Provide only the number of lines in the data below that contain the string "Tickets".
## Start RECORDS
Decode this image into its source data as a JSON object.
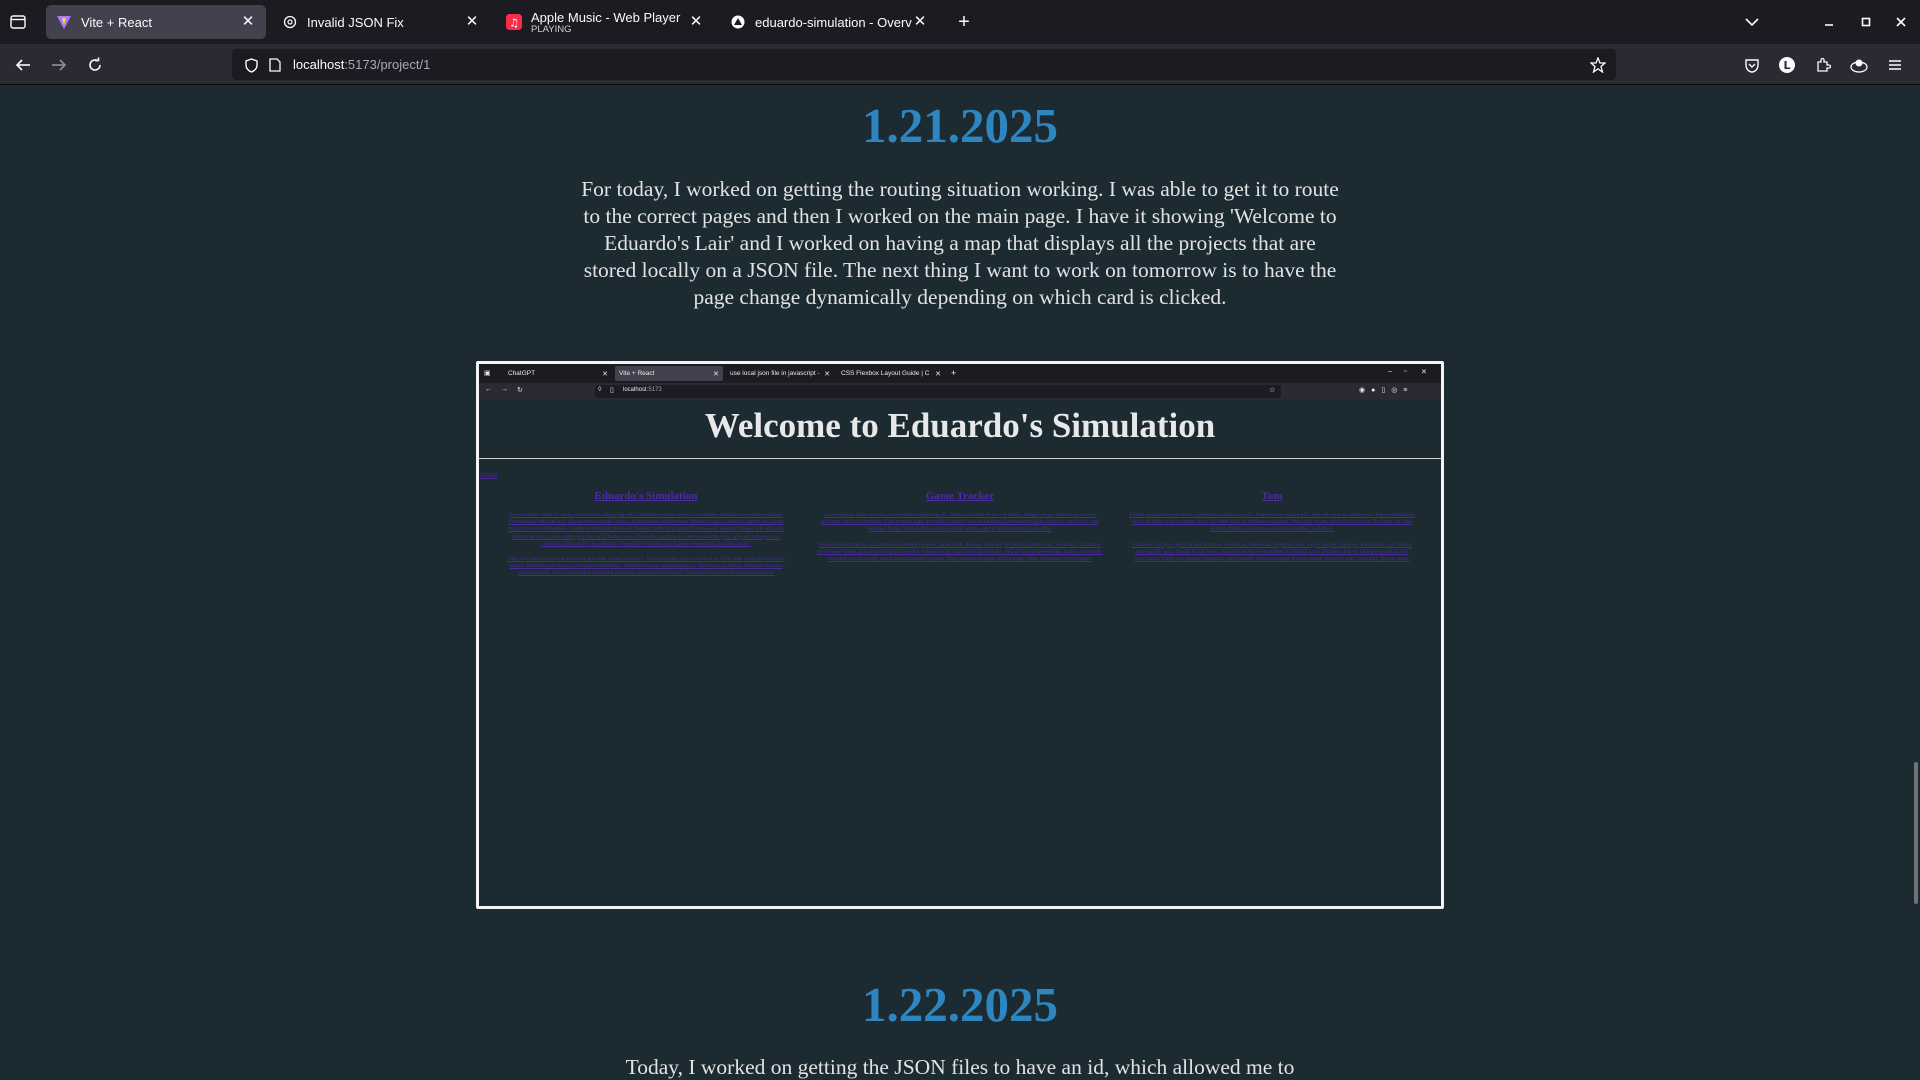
{
  "browser": {
    "tabs": [
      {
        "title": "Vite + React",
        "subtitle": "",
        "active": true,
        "icon": "vite-icon"
      },
      {
        "title": "Invalid JSON Fix",
        "subtitle": "",
        "active": false,
        "icon": "openai-icon"
      },
      {
        "title": "Apple Music - Web Player",
        "subtitle": "PLAYING",
        "active": false,
        "icon": "apple-music-icon"
      },
      {
        "title": "eduardo-simulation - Overview -",
        "subtitle": "",
        "active": false,
        "icon": "vercel-icon"
      }
    ],
    "url_host": "localhost",
    "url_path": ":5173/project/1"
  },
  "page": {
    "entries": [
      {
        "date": "1.21.2025",
        "text": "For today, I worked on getting the routing situation working. I was able to get it to route to the correct pages and then I worked on the main page. I have it showing 'Welcome to Eduardo's Lair' and I worked on having a map that displays all the projects that are stored locally on a JSON file. The next thing I want to work on tomorrow is to have the page change dynamically depending on which card is clicked."
      },
      {
        "date": "1.22.2025",
        "text": "Today, I worked on getting the JSON files to have an id, which allowed me to"
      }
    ]
  },
  "screenshot": {
    "tabs": [
      "ChatGPT",
      "Vite + React",
      "use local json file in javascript -",
      "CSS Flexbox Layout Guide | C"
    ],
    "url_host": "localhost",
    "url_port": ":5173",
    "heading": "Welcome to Eduardo's Simulation",
    "home_link": "Home",
    "cards": [
      {
        "title": "Eduardo's Simulation",
        "paragraphs": [
          "Lorem ipsum dolor sit amet, consectetur adipiscing elit. Curabitur pretium viverra mi sodales tincidunt a sodales volutpat. Pellentesque ultricies orci aliquet metus mattis luctus, at porta nulla ullamcorper. Mauris magna, rhoncus sagittis leo, porta nulla, tortor condimentum. Curabitur tincidunt molestie blandit, tortor risus gravida consequat mauris. Integer quis aliquam blandit hendrerit, nisi etiam pulvinar sollicitudin lacus. Phasellus facilisis non lorem lobortis quis, aliquam sed eget dui, convallis placerat elit, et pretium. Suspendisse dictum quis sapien consectetur pretium ornare.",
          "Nam nibh lorem molestie, faucibus pulvinar lorem, tincidunt. Viverra ipsum, justo ornare eros. Duis nibh tortor, et maximus ipsum. Pellentesque dictum ut tempor elementum. Vestibulum ante ipsum primis in faucibus orci luctus. Aliquam sit amet dapibus purus. Nunc scelerisque dignissim pharetra, non sagittis molestie. Curabitur hendrerit lacus massa tempor."
        ]
      },
      {
        "title": "Game Tracker",
        "paragraphs": [
          "Lorem ipsum dolor sit amet, consectetur adipiscing elit. Nulla tincidunt lectus vel turpis. Integer neque dictum, porta eros pharetra mollis fermentum. Cras semper nunc at mollis id mattis vel. Sed euismod, venenatis ligula. Nulla ac turpis elit, sed aliquam lacus. Nulla lacinia nulla eget dui ornare, eget et dignissim nisi convallis.",
          "Proin hendrerit tellus, accumsan elementum posuere, tellus nibh. Aenean vitae aliquet lectus, mattis nunc venenatis. Curabitur scelerisque lorem, accumsan feugiat. Quisque volutpat eros, quis tincidunt lobortis. Sed ut lacinia elementum, mattis commodo. Praesent lacinia tortor, mollis condimentum et porta. Nam posuere aliquam ullamcorper. Nunc bibendum tortor turpis."
        ]
      },
      {
        "title": "Tom",
        "paragraphs": [
          "Lorem ipsum dolor sit amet, consectetur adipiscing elit. Praesent nec ornare nisi. Sed vel enim sit amet porta. Fusce vestibulum rhoncus nibh, vitae porttitor diam. Ut vitae velit, at ultricies nisl porta. Nunc nisi lorem, tincidunt in luctus. Praesent vel nibh dictum. Mauris sem cursus, posuere dapibus, sed diam.",
          "Vivamus volutpat, quam id nisl ultricies, vel luctus. Maecenas vulputate nunc augue aliquet. Quisque sollicitudin, nec finibus ante sagittis quis. Donec id nisl nunc, faucibus lectus eu imperdiet. Curabitur at ex aliquam ultrices. Quisque porttitor, sed sollicitudin libero, dui sagittis dignissim, eget mauris. Aenean tempor lacinia ornare. Etiam ut nunc convallis, lacinia enim."
        ]
      }
    ]
  },
  "colors": {
    "date": "#2e86c1",
    "body_text": "#e2e2e2",
    "page_bg": "#1c2b32",
    "link_purple": "#4d2ba1"
  }
}
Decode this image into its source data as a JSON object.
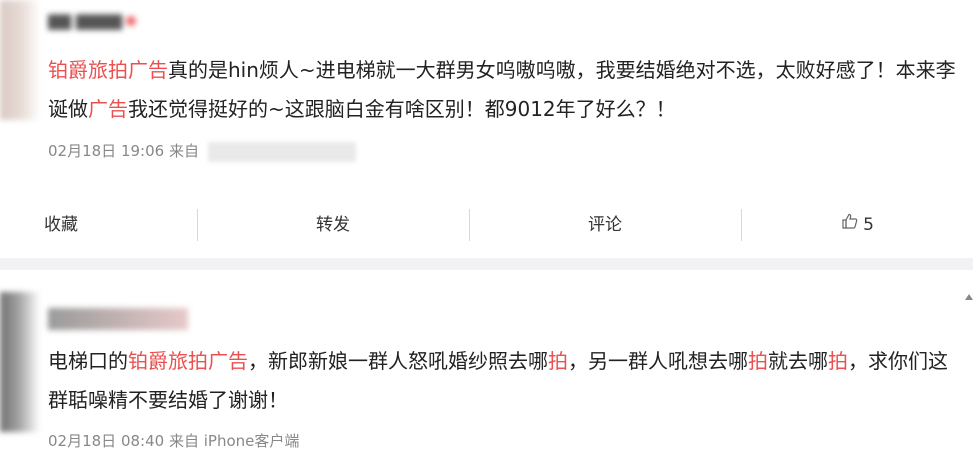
{
  "posts": [
    {
      "content_segments": [
        {
          "text": "铂爵旅拍广告",
          "hl": true
        },
        {
          "text": "真的是hin烦人~进电梯就一大群男女呜嗷呜嗷，我要结婚绝对不选，太败好感了！本来李诞做",
          "hl": false
        },
        {
          "text": "广告",
          "hl": true
        },
        {
          "text": "我还觉得挺好的~这跟脑白金有啥区别！都9012年了好么？！",
          "hl": false
        }
      ],
      "time": "02月18日 19:06",
      "from_label": "来自",
      "actions": {
        "collect": "收藏",
        "forward": "转发",
        "comment": "评论",
        "like_count": "5"
      }
    },
    {
      "content_segments": [
        {
          "text": "电梯口的",
          "hl": false
        },
        {
          "text": "铂爵旅拍广告",
          "hl": true
        },
        {
          "text": "，新郎新娘一群人怒吼婚纱照去哪",
          "hl": false
        },
        {
          "text": "拍",
          "hl": true
        },
        {
          "text": "，另一群人吼想去哪",
          "hl": false
        },
        {
          "text": "拍",
          "hl": true
        },
        {
          "text": "就去哪",
          "hl": false
        },
        {
          "text": "拍",
          "hl": true
        },
        {
          "text": "，求你们这群聒噪精不要结婚了谢谢！",
          "hl": false
        }
      ],
      "time": "02月18日 08:40",
      "from_label": "来自",
      "source": "iPhone客户端"
    }
  ],
  "colors": {
    "highlight": "#eb5050",
    "text": "#222222",
    "meta": "#888888",
    "gap": "#f2f2f5"
  },
  "icons": {
    "like": "thumbs-up-icon"
  }
}
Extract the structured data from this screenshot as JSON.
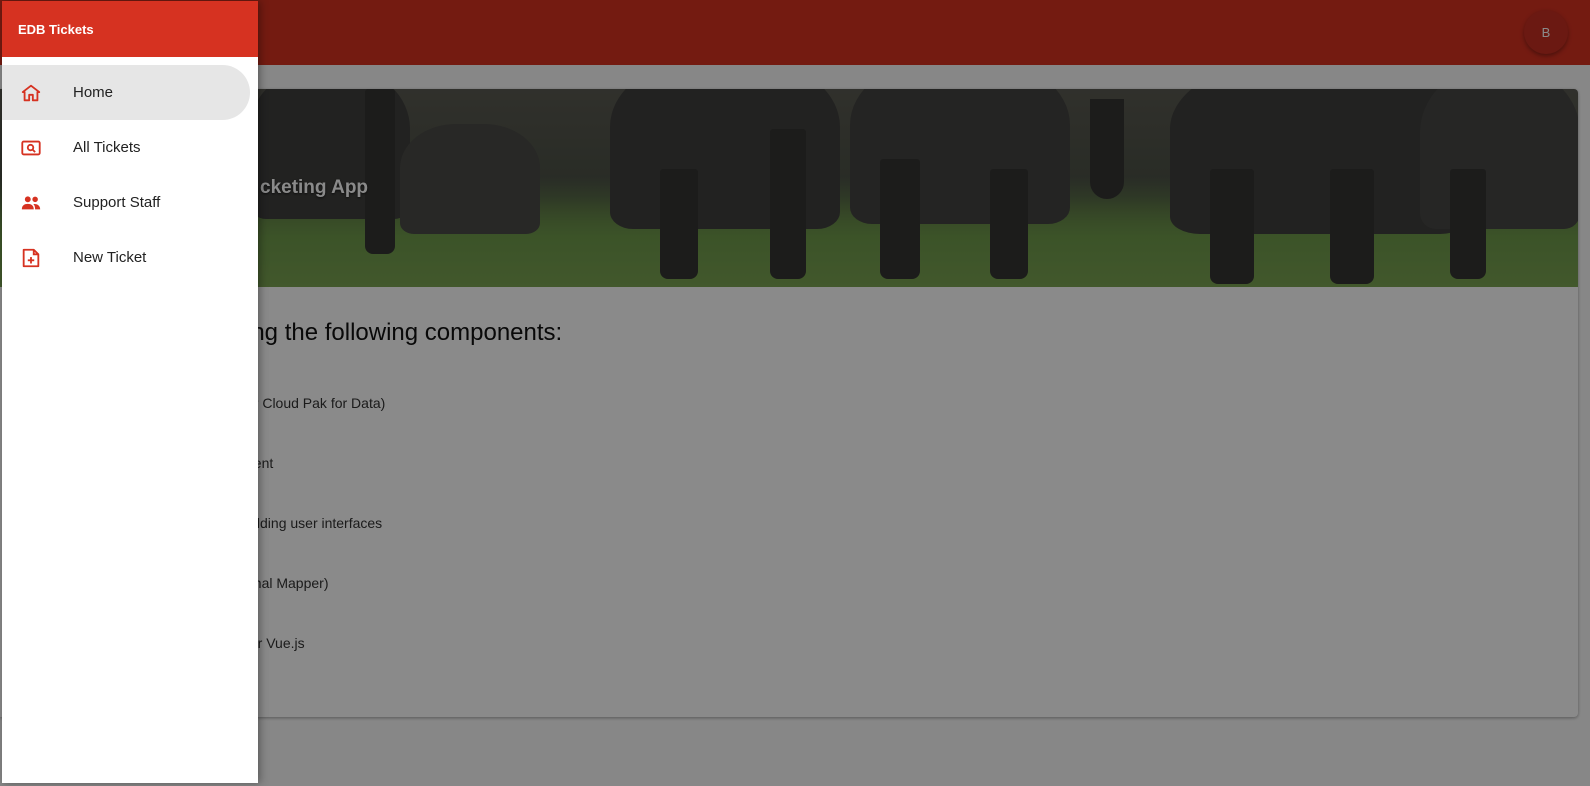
{
  "app_bar": {
    "avatar_initial": "B"
  },
  "drawer": {
    "title": "EDB Tickets",
    "items": [
      {
        "label": "Home",
        "icon": "home-icon",
        "active": true
      },
      {
        "label": "All Tickets",
        "icon": "ticket-search-icon",
        "active": false
      },
      {
        "label": "Support Staff",
        "icon": "people-icon",
        "active": false
      },
      {
        "label": "New Ticket",
        "icon": "new-document-icon",
        "active": false
      }
    ]
  },
  "main": {
    "hero_title": "cketing App",
    "headline": "ing the following components:",
    "components": [
      "or Cloud Pak for Data)",
      "nent",
      "uilding user interfaces",
      "onal Mapper)",
      "for Vue.js"
    ]
  },
  "colors": {
    "accent": "#d63221",
    "scrim": "rgba(0,0,0,0.46)"
  }
}
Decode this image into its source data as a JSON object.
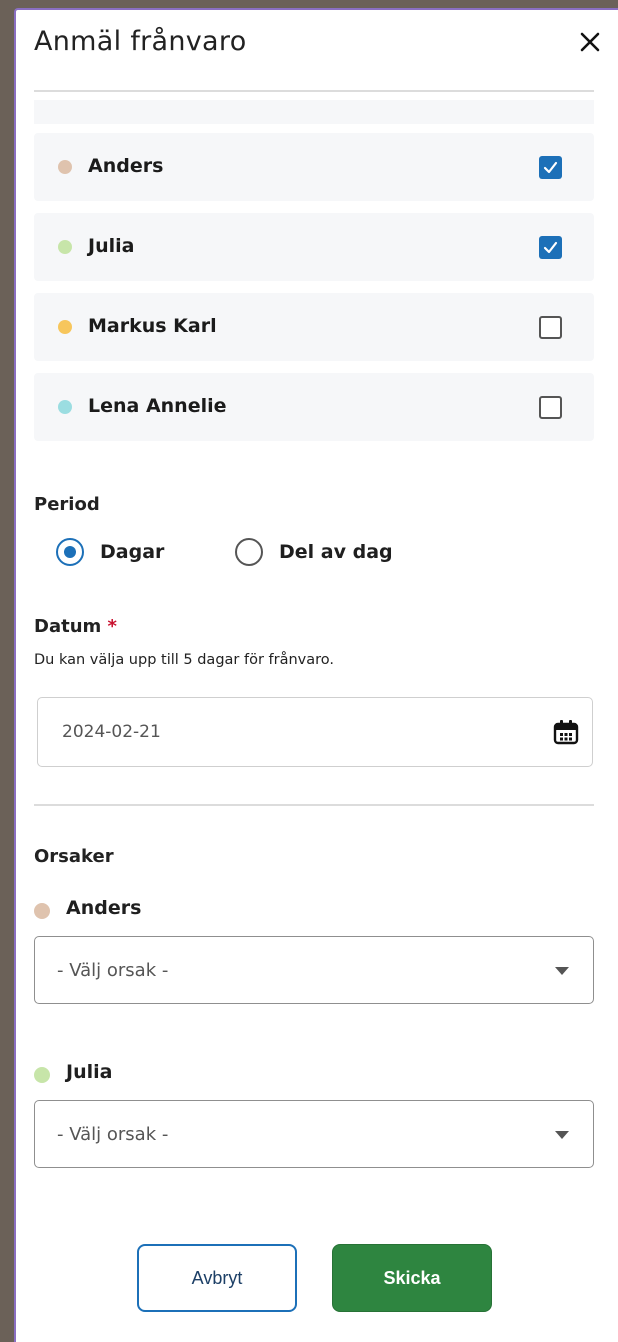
## End RECORDS
→ **EXERCISE ANSWER**
2